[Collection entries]
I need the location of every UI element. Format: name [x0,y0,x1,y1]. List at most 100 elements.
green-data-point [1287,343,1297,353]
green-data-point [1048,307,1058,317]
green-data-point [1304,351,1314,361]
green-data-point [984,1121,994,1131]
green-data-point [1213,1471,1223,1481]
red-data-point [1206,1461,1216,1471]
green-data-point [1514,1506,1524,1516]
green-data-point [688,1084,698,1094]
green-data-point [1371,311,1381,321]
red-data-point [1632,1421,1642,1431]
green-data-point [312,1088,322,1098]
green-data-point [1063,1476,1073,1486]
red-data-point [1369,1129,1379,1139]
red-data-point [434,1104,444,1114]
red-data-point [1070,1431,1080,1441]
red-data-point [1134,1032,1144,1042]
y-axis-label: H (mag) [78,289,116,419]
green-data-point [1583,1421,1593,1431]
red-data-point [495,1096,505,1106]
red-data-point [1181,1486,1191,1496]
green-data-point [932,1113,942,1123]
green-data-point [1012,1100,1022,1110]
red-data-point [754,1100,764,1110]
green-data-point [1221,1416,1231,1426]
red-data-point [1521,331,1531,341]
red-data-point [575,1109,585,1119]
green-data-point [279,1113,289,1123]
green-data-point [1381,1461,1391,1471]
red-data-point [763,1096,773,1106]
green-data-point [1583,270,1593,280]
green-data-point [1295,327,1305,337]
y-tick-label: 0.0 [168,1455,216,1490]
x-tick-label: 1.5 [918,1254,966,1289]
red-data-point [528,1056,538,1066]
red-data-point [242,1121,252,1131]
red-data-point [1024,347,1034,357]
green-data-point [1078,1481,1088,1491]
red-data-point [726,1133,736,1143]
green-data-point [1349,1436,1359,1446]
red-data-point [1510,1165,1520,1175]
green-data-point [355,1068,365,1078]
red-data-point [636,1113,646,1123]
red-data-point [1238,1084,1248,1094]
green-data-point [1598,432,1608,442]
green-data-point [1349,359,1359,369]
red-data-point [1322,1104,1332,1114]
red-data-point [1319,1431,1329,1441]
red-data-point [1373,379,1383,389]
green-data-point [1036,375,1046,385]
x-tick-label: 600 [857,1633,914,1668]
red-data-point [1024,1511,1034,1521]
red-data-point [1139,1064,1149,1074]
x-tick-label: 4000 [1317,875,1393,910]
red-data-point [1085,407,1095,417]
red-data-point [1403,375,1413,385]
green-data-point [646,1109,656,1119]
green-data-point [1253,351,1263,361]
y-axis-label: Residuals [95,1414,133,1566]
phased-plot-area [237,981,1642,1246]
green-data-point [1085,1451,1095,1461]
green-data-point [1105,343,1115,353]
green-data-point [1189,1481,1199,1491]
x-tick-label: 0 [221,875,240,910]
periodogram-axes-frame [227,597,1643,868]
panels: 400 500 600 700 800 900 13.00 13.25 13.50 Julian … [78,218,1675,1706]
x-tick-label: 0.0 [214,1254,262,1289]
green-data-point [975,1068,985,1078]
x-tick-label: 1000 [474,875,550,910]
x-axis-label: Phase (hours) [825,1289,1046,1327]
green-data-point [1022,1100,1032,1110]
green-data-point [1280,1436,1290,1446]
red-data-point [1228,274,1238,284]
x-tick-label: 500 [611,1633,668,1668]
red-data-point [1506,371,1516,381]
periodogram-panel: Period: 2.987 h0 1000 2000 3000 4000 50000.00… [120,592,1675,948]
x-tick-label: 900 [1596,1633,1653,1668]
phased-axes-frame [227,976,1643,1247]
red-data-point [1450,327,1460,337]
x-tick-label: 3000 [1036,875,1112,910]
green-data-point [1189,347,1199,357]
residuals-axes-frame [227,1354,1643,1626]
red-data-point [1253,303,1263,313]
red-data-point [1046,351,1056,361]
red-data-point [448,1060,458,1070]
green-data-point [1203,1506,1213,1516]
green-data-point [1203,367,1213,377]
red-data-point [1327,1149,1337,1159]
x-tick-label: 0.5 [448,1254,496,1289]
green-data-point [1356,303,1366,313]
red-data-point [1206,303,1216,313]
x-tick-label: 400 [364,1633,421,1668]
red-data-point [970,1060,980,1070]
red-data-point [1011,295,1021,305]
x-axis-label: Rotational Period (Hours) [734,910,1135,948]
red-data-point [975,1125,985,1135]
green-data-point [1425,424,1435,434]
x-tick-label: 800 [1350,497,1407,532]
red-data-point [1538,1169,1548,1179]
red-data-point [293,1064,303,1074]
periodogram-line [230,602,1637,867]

YOUR TASK.
Can you output every one of the lines above again, word for word and in the same order?

WRITTEN ANSWER.
I need the location of every UI element. Format: name [x0,y0,x1,y1]. List at most 100 elements.
green-data-point [1287,343,1297,353]
green-data-point [1048,307,1058,317]
green-data-point [1304,351,1314,361]
green-data-point [984,1121,994,1131]
green-data-point [1213,1471,1223,1481]
red-data-point [1206,1461,1216,1471]
green-data-point [1514,1506,1524,1516]
green-data-point [688,1084,698,1094]
green-data-point [1371,311,1381,321]
red-data-point [1632,1421,1642,1431]
green-data-point [312,1088,322,1098]
green-data-point [1063,1476,1073,1486]
red-data-point [1369,1129,1379,1139]
red-data-point [434,1104,444,1114]
red-data-point [1070,1431,1080,1441]
red-data-point [1134,1032,1144,1042]
y-axis-label: H (mag) [78,289,116,419]
green-data-point [1583,1421,1593,1431]
red-data-point [495,1096,505,1106]
red-data-point [1181,1486,1191,1496]
green-data-point [932,1113,942,1123]
green-data-point [1012,1100,1022,1110]
red-data-point [754,1100,764,1110]
green-data-point [1221,1416,1231,1426]
red-data-point [1521,331,1531,341]
red-data-point [575,1109,585,1119]
green-data-point [279,1113,289,1123]
green-data-point [1381,1461,1391,1471]
red-data-point [763,1096,773,1106]
green-data-point [1583,270,1593,280]
green-data-point [1295,327,1305,337]
y-tick-label: 0.0 [168,1455,216,1490]
x-tick-label: 1.5 [918,1254,966,1289]
red-data-point [528,1056,538,1066]
red-data-point [242,1121,252,1131]
red-data-point [1024,347,1034,357]
green-data-point [1078,1481,1088,1491]
red-data-point [726,1133,736,1143]
green-data-point [1349,1436,1359,1446]
red-data-point [1510,1165,1520,1175]
green-data-point [355,1068,365,1078]
red-data-point [636,1113,646,1123]
red-data-point [1238,1084,1248,1094]
green-data-point [1598,432,1608,442]
green-data-point [1349,359,1359,369]
red-data-point [1322,1104,1332,1114]
red-data-point [1319,1431,1329,1441]
red-data-point [1373,379,1383,389]
green-data-point [1036,375,1046,385]
x-tick-label: 600 [857,1633,914,1668]
red-data-point [1024,1511,1034,1521]
red-data-point [1139,1064,1149,1074]
x-tick-label: 4000 [1317,875,1393,910]
red-data-point [1085,407,1095,417]
red-data-point [1403,375,1413,385]
green-data-point [646,1109,656,1119]
green-data-point [1253,351,1263,361]
y-axis-label: Residuals [95,1414,133,1566]
phased-plot-area [237,981,1642,1246]
green-data-point [1085,1451,1095,1461]
green-data-point [1105,343,1115,353]
green-data-point [1189,1481,1199,1491]
x-tick-label: 0 [221,875,240,910]
periodogram-axes-frame [227,597,1643,868]
panels: 400 500 600 700 800 900 13.00 13.25 13.50 Julian … [78,218,1675,1706]
x-tick-label: 0.0 [214,1254,262,1289]
green-data-point [975,1068,985,1078]
x-tick-label: 1000 [474,875,550,910]
x-axis-label: Phase (hours) [825,1289,1046,1327]
green-data-point [1022,1100,1032,1110]
green-data-point [1280,1436,1290,1446]
red-data-point [1228,274,1238,284]
x-tick-label: 500 [611,1633,668,1668]
red-data-point [1506,371,1516,381]
periodogram-panel: Period: 2.987 h0 1000 2000 3000 4000 50000.00… [120,592,1675,948]
x-tick-label: 900 [1596,1633,1653,1668]
phased-axes-frame [227,976,1643,1247]
red-data-point [1450,327,1460,337]
x-tick-label: 3000 [1036,875,1112,910]
green-data-point [1189,347,1199,357]
residuals-axes-frame [227,1354,1643,1626]
red-data-point [1253,303,1263,313]
red-data-point [1046,351,1056,361]
red-data-point [448,1060,458,1070]
green-data-point [1203,1506,1213,1516]
green-data-point [1203,367,1213,377]
red-data-point [1327,1149,1337,1159]
x-tick-label: 0.5 [448,1254,496,1289]
green-data-point [1356,303,1366,313]
red-data-point [1206,303,1216,313]
x-tick-label: 400 [364,1633,421,1668]
red-data-point [970,1060,980,1070]
red-data-point [1011,295,1021,305]
x-axis-label: Rotational Period (Hours) [734,910,1135,948]
red-data-point [975,1125,985,1135]
green-data-point [1425,424,1435,434]
x-tick-label: 800 [1350,497,1407,532]
red-data-point [1538,1169,1548,1179]
red-data-point [293,1064,303,1074]
periodogram-line [230,602,1637,867]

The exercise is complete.